Records from a data collection
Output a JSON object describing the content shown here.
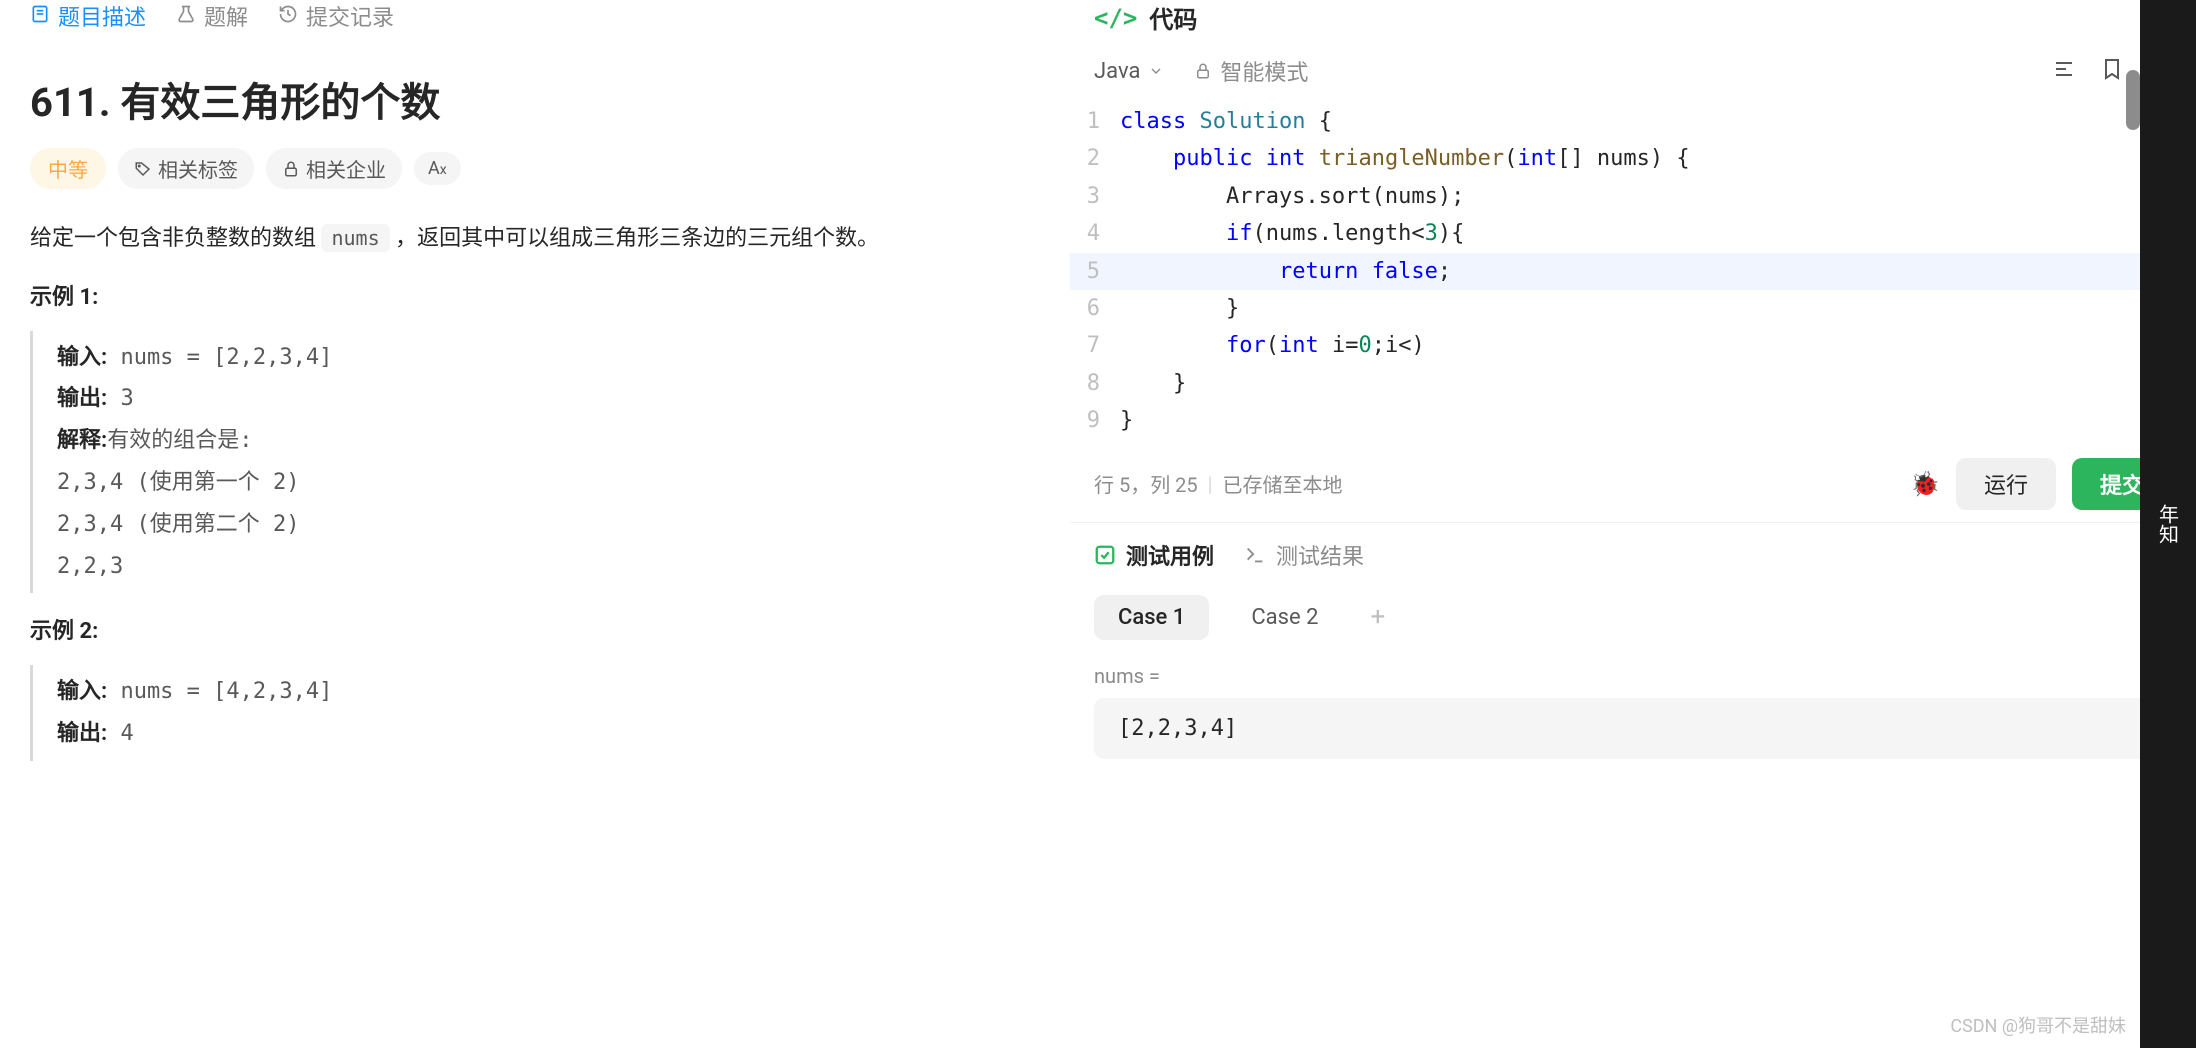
{
  "leftTabs": {
    "description": "题目描述",
    "solution": "题解",
    "submissions": "提交记录"
  },
  "problem": {
    "title": "611. 有效三角形的个数",
    "difficulty": "中等",
    "tagsLabel": "相关标签",
    "companiesLabel": "相关企业",
    "fontButton": "A",
    "descriptionPrefix": "给定一个包含非负整数的数组 ",
    "descriptionCode": "nums",
    "descriptionSuffix": " ，返回其中可以组成三角形三条边的三元组个数。"
  },
  "examples": [
    {
      "title": "示例 1:",
      "inputLabel": "输入:",
      "inputValue": " nums = [2,2,3,4]",
      "outputLabel": "输出:",
      "outputValue": " 3",
      "explainLabel": "解释:",
      "explainValue": "有效的组合是:",
      "explainLines": [
        "2,3,4 (使用第一个 2)",
        "2,3,4 (使用第二个 2)",
        "2,2,3"
      ]
    },
    {
      "title": "示例 2:",
      "inputLabel": "输入:",
      "inputValue": " nums = [4,2,3,4]",
      "outputLabel": "输出:",
      "outputValue": " 4"
    }
  ],
  "code": {
    "headerLabel": "代码",
    "language": "Java",
    "smartMode": "智能模式",
    "lines": [
      {
        "num": "1",
        "html": "<span class='tok-keyword'>class</span> <span class='tok-class'>Solution</span> {"
      },
      {
        "num": "2",
        "html": "    <span class='tok-keyword'>public</span> <span class='tok-keyword'>int</span> <span class='tok-method'>triangleNumber</span>(<span class='tok-keyword'>int</span>[] nums) {"
      },
      {
        "num": "3",
        "html": "        Arrays.sort(nums);"
      },
      {
        "num": "4",
        "html": "        <span class='tok-keyword'>if</span>(nums.length&lt;<span class='tok-number'>3</span>){"
      },
      {
        "num": "5",
        "html": "            <span class='tok-keyword'>return</span> <span class='tok-literal'>false</span>;",
        "highlighted": true
      },
      {
        "num": "6",
        "html": "        }"
      },
      {
        "num": "7",
        "html": "        <span class='tok-keyword'>for</span>(<span class='tok-keyword'>int</span> i=<span class='tok-number'>0</span>;i&lt;)"
      },
      {
        "num": "8",
        "html": "    }"
      },
      {
        "num": "9",
        "html": "}"
      }
    ],
    "statusPos": "行 5，列 25",
    "statusSaved": "已存储至本地",
    "runLabel": "运行",
    "submitLabel": "提交"
  },
  "test": {
    "casesTab": "测试用例",
    "resultsTab": "测试结果",
    "case1": "Case 1",
    "case2": "Case 2",
    "inputLabel": "nums =",
    "inputValue": "[2,2,3,4]"
  },
  "sliver": "年知",
  "watermark": "CSDN @狗哥不是甜妹"
}
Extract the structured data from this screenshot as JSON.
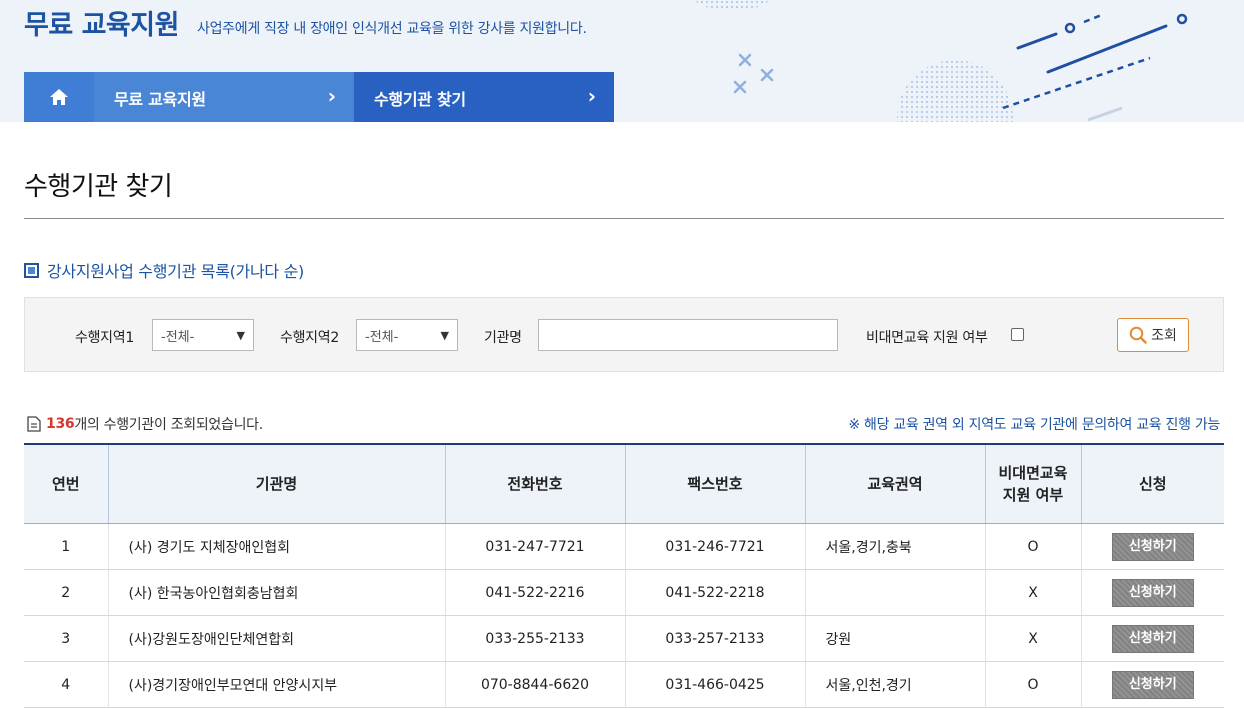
{
  "header": {
    "title": "무료 교육지원",
    "subtitle": "사업주에게 직장 내 장애인 인식개선 교육을 위한 강사를 지원합니다."
  },
  "breadcrumb": {
    "home_icon": "home-icon",
    "items": [
      {
        "label": "무료 교육지원"
      },
      {
        "label": "수행기관 찾기"
      }
    ]
  },
  "page_title": "수행기관 찾기",
  "section_title": "강사지원사업 수행기관 목록(가나다 순)",
  "search": {
    "region1_label": "수행지역1",
    "region1_value": "-전체-",
    "region2_label": "수행지역2",
    "region2_value": "-전체-",
    "org_label": "기관명",
    "org_value": "",
    "remote_label": "비대면교육 지원 여부",
    "remote_checked": false,
    "search_button": "조회"
  },
  "result": {
    "count": "136",
    "suffix": "개의 수행기관이 조회되었습니다.",
    "note": "※ 해당 교육 권역 외 지역도 교육 기관에 문의하여 교육 진행 가능"
  },
  "table": {
    "headers": {
      "no": "연번",
      "name": "기관명",
      "phone": "전화번호",
      "fax": "팩스번호",
      "region": "교육권역",
      "remote_line1": "비대면교육",
      "remote_line2": "지원 여부",
      "apply": "신청"
    },
    "apply_label": "신청하기",
    "rows": [
      {
        "no": "1",
        "name": "(사) 경기도 지체장애인협회",
        "phone": "031-247-7721",
        "fax": "031-246-7721",
        "region": "서울,경기,충북",
        "remote": "O"
      },
      {
        "no": "2",
        "name": "(사) 한국농아인협회충남협회",
        "phone": "041-522-2216",
        "fax": "041-522-2218",
        "region": "",
        "remote": "X"
      },
      {
        "no": "3",
        "name": "(사)강원도장애인단체연합회",
        "phone": "033-255-2133",
        "fax": "033-257-2133",
        "region": "강원",
        "remote": "X"
      },
      {
        "no": "4",
        "name": "(사)경기장애인부모연대 안양시지부",
        "phone": "070-8844-6620",
        "fax": "031-466-0425",
        "region": "서울,인천,경기",
        "remote": "O"
      }
    ]
  }
}
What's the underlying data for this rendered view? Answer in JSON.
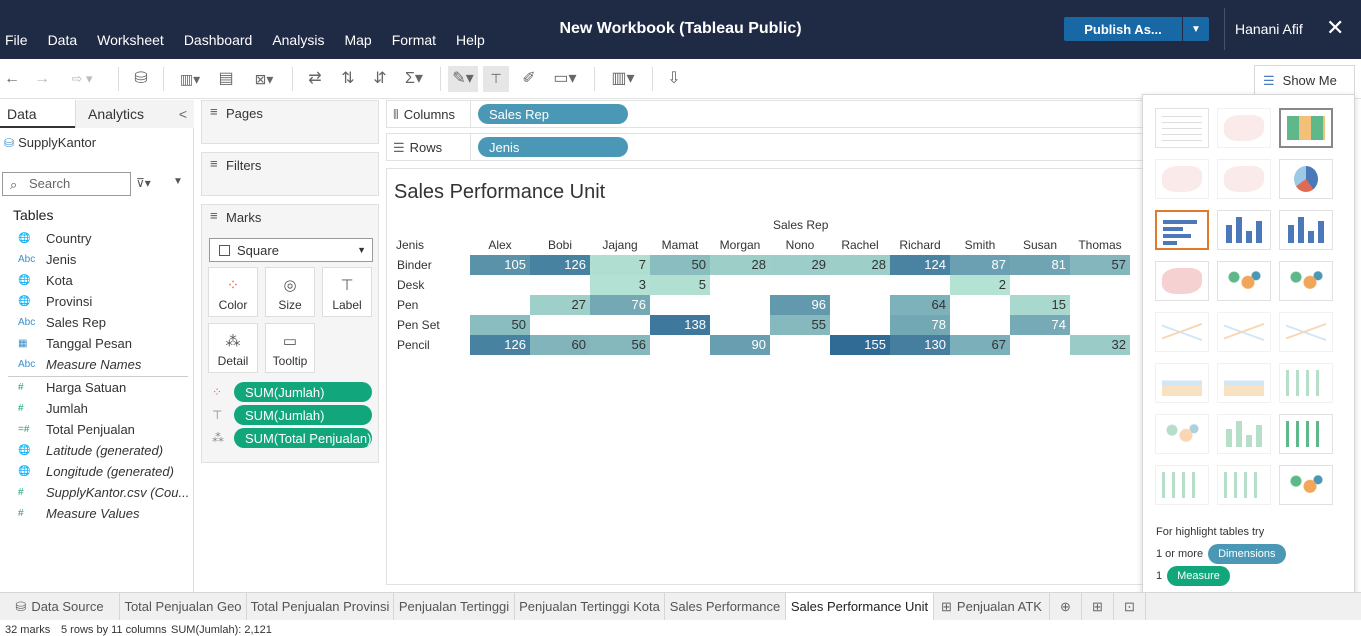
{
  "window": {
    "title": "New Workbook (Tableau Public)",
    "publish_label": "Publish As...",
    "user": "Hanani Afif"
  },
  "menu": [
    "File",
    "Data",
    "Worksheet",
    "Dashboard",
    "Analysis",
    "Map",
    "Format",
    "Help"
  ],
  "toolbar": {
    "show_me_label": "Show Me"
  },
  "data_pane": {
    "tab_data": "Data",
    "tab_analytics": "Analytics",
    "source": "SupplyKantor",
    "search_placeholder": "Search",
    "tables_heading": "Tables",
    "dimensions": [
      {
        "icon": "globe-icon",
        "type": "geo",
        "name": "Country"
      },
      {
        "icon": "abc-icon",
        "type": "abc",
        "name": "Jenis"
      },
      {
        "icon": "globe-icon",
        "type": "geo",
        "name": "Kota"
      },
      {
        "icon": "globe-icon",
        "type": "geo",
        "name": "Provinsi"
      },
      {
        "icon": "abc-icon",
        "type": "abc",
        "name": "Sales Rep"
      },
      {
        "icon": "calendar-icon",
        "type": "date",
        "name": "Tanggal Pesan"
      },
      {
        "icon": "abc-icon",
        "type": "abc",
        "name": "Measure Names",
        "italic": true
      }
    ],
    "measures": [
      {
        "icon": "hash-icon",
        "type": "num",
        "name": "Harga Satuan"
      },
      {
        "icon": "hash-icon",
        "type": "num",
        "name": "Jumlah"
      },
      {
        "icon": "calc-hash-icon",
        "type": "calc",
        "name": "Total Penjualan"
      },
      {
        "icon": "globe-icon",
        "type": "geo",
        "name": "Latitude (generated)",
        "italic": true
      },
      {
        "icon": "globe-icon",
        "type": "geo",
        "name": "Longitude (generated)",
        "italic": true
      },
      {
        "icon": "hash-icon",
        "type": "num",
        "name": "SupplyKantor.csv (Cou...",
        "italic": true
      },
      {
        "icon": "hash-icon",
        "type": "num",
        "name": "Measure Values",
        "italic": true
      }
    ]
  },
  "cards": {
    "pages": "Pages",
    "filters": "Filters",
    "marks": "Marks",
    "mark_type": "Square",
    "buttons": [
      "Color",
      "Size",
      "Label",
      "Detail",
      "Tooltip"
    ],
    "pills": [
      {
        "icon": "color-icon",
        "label": "SUM(Jumlah)"
      },
      {
        "icon": "label-icon",
        "label": "SUM(Jumlah)"
      },
      {
        "icon": "detail-icon",
        "label": "SUM(Total Penjualan)"
      }
    ]
  },
  "shelves": {
    "columns_label": "Columns",
    "columns_pill": "Sales Rep",
    "rows_label": "Rows",
    "rows_pill": "Jenis"
  },
  "view": {
    "title": "Sales Performance Unit",
    "column_header_title": "Sales Rep",
    "row_header_title": "Jenis"
  },
  "chart_data": {
    "type": "heatmap",
    "title": "Sales Performance Unit",
    "xlabel": "Sales Rep",
    "ylabel": "Jenis",
    "x": [
      "Alex",
      "Bobi",
      "Jajang",
      "Mamat",
      "Morgan",
      "Nono",
      "Rachel",
      "Richard",
      "Smith",
      "Susan",
      "Thomas"
    ],
    "y": [
      "Binder",
      "Desk",
      "Pen",
      "Pen Set",
      "Pencil"
    ],
    "values": [
      [
        105,
        126,
        7,
        50,
        28,
        29,
        28,
        124,
        87,
        81,
        57
      ],
      [
        null,
        null,
        3,
        5,
        null,
        null,
        null,
        null,
        2,
        null,
        null
      ],
      [
        null,
        27,
        76,
        null,
        null,
        96,
        null,
        64,
        null,
        15,
        null
      ],
      [
        50,
        null,
        null,
        138,
        null,
        55,
        null,
        78,
        null,
        74,
        null
      ],
      [
        126,
        60,
        56,
        null,
        90,
        null,
        155,
        130,
        67,
        null,
        32
      ]
    ],
    "color_range": [
      "#b4e2d3",
      "#2f6b95"
    ],
    "value_range": [
      2,
      155
    ]
  },
  "show_me": {
    "hint_prefix": "For highlight tables try",
    "line1_prefix": "1 or more",
    "line1_pill": "Dimensions",
    "line2_prefix": "1",
    "line2_pill": "Measure",
    "charts": [
      "text-table",
      "symbol-map",
      "highlight-table",
      "filled-map",
      "map-placeholder",
      "pie-chart",
      "horizontal-bars",
      "stacked-bars",
      "side-by-side-bars",
      "treemap",
      "circle-views",
      "side-by-side-circles",
      "continuous-lines",
      "discrete-lines",
      "dual-lines",
      "area-continuous",
      "area-discrete",
      "dual-combination",
      "scatter-plot",
      "histogram",
      "box-whisker",
      "gantt",
      "bullet-graph",
      "packed-bubbles"
    ]
  },
  "sheet_tabs": [
    {
      "label": "Data Source",
      "icon": "database-icon"
    },
    {
      "label": "Total Penjualan Geo"
    },
    {
      "label": "Total Penjualan Provinsi"
    },
    {
      "label": "Penjualan Tertinggi"
    },
    {
      "label": "Penjualan Tertinggi Kota"
    },
    {
      "label": "Sales Performance"
    },
    {
      "label": "Sales Performance Unit",
      "active": true
    },
    {
      "label": "Penjualan ATK",
      "icon": "dashboard-icon"
    }
  ],
  "status": {
    "marks": "32 marks",
    "dims": "5 rows by 11 columns",
    "sum": "SUM(Jumlah): 2,121"
  }
}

SET TASK: Find every line in the records that contains the word "generated"; copy those lines.

COMPLETE RESPONSE:
        "name": "Latitude (generated)",
        "name": "Longitude (generated)",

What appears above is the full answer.